▶ [DATA ROWS]
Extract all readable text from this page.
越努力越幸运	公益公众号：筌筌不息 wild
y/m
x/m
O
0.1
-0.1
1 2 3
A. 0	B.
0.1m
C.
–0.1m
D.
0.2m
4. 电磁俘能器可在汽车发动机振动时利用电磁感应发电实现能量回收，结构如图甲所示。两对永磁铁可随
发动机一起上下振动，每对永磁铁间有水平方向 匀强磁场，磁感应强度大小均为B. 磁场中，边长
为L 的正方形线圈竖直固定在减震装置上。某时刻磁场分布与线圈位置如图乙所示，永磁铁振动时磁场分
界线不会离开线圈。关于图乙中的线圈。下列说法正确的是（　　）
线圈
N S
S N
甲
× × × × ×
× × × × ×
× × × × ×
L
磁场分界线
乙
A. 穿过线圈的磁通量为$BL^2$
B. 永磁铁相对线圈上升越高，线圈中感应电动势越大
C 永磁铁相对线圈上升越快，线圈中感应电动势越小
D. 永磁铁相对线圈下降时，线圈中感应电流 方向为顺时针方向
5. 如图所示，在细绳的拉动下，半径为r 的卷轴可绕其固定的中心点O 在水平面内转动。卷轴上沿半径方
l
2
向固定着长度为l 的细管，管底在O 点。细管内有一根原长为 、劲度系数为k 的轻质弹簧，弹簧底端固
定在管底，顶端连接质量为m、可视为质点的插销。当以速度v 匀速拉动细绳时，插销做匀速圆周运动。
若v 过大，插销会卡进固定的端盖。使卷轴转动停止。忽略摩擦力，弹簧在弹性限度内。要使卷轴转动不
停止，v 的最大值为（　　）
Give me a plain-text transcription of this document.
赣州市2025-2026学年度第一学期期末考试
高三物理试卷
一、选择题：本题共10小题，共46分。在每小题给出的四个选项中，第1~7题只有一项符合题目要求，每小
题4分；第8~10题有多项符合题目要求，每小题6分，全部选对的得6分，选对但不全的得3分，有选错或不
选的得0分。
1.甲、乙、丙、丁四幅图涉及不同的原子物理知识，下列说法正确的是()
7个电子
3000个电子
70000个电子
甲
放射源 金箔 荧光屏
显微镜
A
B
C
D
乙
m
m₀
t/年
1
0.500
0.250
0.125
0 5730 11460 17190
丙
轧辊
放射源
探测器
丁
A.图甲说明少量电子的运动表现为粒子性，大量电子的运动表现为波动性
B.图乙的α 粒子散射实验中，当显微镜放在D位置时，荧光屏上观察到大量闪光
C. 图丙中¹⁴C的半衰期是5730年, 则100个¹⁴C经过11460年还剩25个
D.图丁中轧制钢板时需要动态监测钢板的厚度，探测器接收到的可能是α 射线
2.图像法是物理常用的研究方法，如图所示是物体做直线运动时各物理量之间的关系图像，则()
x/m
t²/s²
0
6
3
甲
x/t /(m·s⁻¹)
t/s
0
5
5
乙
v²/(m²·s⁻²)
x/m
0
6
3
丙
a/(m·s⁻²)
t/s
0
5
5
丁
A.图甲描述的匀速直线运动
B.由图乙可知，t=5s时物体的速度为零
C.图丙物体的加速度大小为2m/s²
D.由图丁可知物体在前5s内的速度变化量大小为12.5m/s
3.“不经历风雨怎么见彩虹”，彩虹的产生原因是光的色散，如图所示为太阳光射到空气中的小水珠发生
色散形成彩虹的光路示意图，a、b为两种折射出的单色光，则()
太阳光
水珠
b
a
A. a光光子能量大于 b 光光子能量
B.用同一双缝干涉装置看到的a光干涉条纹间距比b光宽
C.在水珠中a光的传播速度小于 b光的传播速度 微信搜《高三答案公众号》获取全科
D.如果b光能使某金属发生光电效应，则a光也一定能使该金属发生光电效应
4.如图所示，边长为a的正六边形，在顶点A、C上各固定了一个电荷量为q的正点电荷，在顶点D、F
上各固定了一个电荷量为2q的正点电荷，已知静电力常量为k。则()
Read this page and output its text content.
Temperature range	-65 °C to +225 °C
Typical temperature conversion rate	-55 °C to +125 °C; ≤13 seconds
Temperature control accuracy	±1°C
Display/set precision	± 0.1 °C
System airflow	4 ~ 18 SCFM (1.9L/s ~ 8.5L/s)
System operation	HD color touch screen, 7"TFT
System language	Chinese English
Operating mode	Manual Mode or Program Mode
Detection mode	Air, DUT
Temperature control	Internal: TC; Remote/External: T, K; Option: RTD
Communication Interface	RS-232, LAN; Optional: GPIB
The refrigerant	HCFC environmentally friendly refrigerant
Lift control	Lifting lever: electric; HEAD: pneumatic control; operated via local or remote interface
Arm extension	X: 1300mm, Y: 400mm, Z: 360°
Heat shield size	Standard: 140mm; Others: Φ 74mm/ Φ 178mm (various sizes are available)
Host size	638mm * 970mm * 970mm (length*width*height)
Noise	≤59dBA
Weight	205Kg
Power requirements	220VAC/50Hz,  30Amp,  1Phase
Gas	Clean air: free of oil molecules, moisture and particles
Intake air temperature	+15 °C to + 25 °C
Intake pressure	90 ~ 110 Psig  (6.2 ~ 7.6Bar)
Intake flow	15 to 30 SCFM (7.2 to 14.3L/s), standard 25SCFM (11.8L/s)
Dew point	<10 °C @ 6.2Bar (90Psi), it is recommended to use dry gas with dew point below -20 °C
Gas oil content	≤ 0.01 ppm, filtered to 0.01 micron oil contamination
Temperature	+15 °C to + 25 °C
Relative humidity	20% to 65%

▶ [REQUIREMENTS]
Go through the records and pull out each line that includes the word "page".

▶ [RESULT OF THE EXERCISE]
Extract all readable text from this page.
Read this page and output its text content.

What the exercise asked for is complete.